■ Task:
From the entries that follow, extract each line holding the string "матки".

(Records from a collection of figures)
= = = = =

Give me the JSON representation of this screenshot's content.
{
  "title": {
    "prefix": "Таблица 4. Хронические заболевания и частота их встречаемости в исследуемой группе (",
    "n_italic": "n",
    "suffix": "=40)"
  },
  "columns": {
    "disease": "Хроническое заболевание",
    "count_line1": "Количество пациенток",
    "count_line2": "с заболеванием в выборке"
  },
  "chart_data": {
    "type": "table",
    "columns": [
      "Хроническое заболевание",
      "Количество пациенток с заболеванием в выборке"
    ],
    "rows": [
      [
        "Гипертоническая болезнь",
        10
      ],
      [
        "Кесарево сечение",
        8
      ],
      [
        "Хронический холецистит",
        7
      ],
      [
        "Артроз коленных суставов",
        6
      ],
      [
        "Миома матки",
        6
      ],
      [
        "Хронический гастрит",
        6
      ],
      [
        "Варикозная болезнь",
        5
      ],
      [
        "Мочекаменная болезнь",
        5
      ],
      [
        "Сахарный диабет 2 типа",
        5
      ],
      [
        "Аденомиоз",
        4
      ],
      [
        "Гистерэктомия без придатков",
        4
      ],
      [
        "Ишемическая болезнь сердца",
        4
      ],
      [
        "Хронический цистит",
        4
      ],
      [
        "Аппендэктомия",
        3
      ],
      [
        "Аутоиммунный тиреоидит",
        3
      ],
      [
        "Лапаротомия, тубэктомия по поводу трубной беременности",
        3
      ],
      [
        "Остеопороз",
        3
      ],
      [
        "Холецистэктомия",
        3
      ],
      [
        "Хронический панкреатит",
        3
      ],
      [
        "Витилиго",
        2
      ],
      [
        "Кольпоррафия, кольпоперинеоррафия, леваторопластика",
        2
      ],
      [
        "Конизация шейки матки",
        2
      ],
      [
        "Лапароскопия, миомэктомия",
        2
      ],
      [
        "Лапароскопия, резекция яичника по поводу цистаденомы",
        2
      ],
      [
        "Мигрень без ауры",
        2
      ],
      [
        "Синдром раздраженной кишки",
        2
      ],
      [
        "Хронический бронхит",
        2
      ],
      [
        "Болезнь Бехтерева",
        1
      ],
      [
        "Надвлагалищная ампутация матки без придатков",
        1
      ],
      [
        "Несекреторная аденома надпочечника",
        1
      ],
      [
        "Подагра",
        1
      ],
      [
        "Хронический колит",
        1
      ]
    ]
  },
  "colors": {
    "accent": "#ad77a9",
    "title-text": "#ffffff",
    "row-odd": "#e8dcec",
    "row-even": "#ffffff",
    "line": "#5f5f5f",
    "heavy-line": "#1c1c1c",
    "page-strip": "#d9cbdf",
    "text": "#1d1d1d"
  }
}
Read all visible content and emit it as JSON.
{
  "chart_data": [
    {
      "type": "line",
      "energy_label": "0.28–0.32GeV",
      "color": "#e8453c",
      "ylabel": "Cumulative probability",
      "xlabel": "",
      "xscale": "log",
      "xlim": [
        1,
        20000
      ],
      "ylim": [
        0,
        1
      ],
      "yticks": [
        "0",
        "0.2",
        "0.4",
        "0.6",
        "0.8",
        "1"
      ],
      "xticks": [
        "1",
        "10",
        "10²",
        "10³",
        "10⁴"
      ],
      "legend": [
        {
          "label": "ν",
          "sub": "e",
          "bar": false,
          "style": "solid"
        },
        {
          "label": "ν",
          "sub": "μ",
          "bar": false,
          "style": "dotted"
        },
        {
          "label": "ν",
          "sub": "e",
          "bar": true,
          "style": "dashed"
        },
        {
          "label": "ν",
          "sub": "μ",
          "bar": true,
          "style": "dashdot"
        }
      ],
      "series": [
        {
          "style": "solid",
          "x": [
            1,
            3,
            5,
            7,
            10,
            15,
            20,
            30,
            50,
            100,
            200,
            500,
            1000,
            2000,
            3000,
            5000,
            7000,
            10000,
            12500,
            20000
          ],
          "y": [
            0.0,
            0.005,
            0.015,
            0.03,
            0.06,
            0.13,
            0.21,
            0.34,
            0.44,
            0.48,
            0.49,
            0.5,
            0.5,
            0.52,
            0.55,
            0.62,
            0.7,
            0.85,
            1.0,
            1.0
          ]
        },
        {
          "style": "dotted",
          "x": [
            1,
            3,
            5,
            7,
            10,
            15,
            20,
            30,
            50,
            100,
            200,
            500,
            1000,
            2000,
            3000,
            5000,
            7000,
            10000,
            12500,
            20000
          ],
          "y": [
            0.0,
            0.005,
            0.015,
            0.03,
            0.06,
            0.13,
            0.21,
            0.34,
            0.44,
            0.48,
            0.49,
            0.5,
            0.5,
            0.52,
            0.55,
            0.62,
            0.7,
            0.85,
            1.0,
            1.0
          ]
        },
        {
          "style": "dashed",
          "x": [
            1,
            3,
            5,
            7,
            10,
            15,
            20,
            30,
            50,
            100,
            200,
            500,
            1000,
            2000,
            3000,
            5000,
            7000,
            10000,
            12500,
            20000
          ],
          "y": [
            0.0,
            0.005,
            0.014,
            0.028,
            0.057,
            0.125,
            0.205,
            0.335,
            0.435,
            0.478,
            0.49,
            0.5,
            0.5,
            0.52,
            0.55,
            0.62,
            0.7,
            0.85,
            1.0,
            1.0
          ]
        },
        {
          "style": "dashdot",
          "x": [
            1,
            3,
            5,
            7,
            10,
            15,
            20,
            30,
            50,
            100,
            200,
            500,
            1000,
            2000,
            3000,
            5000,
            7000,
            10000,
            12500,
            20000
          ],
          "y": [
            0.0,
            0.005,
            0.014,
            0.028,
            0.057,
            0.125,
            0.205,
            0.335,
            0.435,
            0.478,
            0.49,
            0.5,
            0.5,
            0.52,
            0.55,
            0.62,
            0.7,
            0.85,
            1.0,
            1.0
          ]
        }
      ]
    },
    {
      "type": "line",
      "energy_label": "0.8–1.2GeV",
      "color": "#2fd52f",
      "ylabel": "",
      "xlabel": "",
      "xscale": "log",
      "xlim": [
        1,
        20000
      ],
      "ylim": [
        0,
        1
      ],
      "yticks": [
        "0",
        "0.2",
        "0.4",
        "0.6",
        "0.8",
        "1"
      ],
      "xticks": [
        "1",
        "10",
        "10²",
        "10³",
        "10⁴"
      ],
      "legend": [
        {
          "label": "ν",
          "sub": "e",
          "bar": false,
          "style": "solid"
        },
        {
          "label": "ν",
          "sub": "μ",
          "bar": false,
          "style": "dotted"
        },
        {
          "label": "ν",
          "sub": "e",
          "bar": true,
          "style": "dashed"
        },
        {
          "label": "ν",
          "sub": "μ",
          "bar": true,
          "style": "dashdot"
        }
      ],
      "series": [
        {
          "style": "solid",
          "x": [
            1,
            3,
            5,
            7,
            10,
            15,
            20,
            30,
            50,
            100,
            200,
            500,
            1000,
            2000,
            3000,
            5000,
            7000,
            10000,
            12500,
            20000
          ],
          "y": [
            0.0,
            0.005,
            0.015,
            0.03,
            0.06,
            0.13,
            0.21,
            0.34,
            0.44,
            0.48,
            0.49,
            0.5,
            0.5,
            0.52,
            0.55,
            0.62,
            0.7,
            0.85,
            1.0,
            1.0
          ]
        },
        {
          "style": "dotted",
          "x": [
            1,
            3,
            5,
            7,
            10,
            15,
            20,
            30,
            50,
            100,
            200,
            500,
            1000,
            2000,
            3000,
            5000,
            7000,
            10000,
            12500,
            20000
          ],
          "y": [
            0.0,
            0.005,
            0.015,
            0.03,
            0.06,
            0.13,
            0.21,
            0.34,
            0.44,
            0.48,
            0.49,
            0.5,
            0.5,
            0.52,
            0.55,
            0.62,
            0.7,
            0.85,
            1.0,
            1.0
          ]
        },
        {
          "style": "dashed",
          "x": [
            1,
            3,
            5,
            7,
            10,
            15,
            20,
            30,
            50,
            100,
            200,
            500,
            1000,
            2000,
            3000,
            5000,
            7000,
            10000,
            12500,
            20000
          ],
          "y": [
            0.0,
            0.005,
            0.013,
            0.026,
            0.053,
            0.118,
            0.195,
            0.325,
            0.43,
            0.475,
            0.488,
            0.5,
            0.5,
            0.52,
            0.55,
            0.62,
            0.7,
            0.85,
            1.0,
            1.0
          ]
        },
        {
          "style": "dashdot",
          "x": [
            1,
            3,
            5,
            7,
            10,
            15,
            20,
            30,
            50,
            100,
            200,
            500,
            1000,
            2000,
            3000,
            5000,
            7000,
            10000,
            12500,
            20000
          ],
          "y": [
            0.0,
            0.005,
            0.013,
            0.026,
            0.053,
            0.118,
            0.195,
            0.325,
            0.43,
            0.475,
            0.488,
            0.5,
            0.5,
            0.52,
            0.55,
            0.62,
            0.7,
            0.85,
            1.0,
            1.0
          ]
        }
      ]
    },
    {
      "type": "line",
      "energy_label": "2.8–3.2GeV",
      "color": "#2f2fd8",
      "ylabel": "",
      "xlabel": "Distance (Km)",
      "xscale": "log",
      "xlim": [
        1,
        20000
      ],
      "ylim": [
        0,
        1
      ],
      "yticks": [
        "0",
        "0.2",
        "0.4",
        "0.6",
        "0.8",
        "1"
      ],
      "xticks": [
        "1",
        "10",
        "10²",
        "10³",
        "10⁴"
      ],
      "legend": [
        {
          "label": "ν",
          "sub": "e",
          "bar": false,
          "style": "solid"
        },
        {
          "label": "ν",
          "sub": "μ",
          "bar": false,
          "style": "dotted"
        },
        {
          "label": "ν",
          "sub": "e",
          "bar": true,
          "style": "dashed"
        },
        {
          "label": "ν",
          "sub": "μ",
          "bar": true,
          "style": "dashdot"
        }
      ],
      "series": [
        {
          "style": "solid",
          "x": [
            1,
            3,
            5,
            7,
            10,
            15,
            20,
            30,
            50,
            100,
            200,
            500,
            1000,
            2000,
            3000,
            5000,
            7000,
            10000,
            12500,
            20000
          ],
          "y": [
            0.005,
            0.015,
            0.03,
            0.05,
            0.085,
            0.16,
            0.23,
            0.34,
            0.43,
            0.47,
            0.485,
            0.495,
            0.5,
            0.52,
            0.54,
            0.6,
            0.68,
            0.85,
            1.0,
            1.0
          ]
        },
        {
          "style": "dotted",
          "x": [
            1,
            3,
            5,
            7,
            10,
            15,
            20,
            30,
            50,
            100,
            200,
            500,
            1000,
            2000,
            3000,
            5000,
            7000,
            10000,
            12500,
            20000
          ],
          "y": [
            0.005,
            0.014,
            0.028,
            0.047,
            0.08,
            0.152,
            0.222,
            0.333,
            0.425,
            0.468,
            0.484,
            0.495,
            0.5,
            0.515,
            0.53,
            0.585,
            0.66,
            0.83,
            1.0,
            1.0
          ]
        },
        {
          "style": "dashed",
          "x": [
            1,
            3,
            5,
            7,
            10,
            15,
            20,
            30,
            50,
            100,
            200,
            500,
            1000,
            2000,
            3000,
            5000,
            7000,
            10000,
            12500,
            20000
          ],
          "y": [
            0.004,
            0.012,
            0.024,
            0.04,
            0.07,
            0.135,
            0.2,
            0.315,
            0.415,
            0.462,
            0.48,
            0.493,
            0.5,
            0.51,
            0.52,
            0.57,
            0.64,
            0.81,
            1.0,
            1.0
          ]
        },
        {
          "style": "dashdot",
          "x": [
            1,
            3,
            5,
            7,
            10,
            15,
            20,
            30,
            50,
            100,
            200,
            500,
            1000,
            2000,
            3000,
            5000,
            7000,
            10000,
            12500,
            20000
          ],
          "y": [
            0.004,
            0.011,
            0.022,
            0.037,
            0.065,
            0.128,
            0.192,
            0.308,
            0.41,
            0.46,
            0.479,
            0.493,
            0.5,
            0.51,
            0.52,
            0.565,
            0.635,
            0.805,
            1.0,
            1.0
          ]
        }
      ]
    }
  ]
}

= = = = =

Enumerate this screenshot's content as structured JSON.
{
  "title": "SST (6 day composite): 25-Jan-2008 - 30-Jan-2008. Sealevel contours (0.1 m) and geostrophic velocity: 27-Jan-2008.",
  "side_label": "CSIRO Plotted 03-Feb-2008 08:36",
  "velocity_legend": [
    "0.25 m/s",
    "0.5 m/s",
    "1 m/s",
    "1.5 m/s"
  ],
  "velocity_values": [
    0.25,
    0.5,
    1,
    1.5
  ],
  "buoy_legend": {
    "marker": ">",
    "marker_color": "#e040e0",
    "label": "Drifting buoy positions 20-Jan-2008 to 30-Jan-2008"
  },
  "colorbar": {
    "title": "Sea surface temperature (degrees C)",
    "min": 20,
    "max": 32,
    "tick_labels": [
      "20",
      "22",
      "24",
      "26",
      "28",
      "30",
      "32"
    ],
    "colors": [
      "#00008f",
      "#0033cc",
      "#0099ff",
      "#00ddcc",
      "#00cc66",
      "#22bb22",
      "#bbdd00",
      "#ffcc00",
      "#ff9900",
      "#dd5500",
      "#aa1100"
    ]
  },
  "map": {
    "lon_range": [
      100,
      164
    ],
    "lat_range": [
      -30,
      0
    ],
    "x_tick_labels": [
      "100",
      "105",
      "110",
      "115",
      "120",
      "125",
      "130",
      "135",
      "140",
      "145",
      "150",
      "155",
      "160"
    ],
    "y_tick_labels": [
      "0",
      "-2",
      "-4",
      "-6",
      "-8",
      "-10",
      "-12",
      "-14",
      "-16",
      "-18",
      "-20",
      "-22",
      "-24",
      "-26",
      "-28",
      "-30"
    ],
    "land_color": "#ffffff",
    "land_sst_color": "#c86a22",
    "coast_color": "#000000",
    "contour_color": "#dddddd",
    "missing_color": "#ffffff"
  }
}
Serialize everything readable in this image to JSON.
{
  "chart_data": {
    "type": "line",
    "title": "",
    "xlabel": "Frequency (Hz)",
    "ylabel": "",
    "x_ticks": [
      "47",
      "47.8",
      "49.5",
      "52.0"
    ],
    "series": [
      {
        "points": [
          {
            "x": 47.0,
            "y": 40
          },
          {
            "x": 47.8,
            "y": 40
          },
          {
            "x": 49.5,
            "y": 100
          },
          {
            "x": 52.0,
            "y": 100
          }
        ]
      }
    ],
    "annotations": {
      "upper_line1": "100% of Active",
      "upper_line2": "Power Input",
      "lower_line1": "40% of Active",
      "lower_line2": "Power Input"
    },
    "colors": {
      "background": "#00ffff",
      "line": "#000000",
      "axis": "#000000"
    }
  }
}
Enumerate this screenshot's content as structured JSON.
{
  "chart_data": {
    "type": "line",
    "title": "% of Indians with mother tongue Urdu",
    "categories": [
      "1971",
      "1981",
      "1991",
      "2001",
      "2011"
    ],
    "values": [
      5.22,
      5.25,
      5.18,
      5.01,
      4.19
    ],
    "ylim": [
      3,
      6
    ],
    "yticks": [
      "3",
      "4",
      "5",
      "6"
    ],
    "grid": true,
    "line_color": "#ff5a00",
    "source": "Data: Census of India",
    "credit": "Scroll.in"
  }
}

= = = = =

■ Response below:
        "Миома матки",
        "Конизация шейки матки",
        "Надвлагалищная ампутация матки без придатков",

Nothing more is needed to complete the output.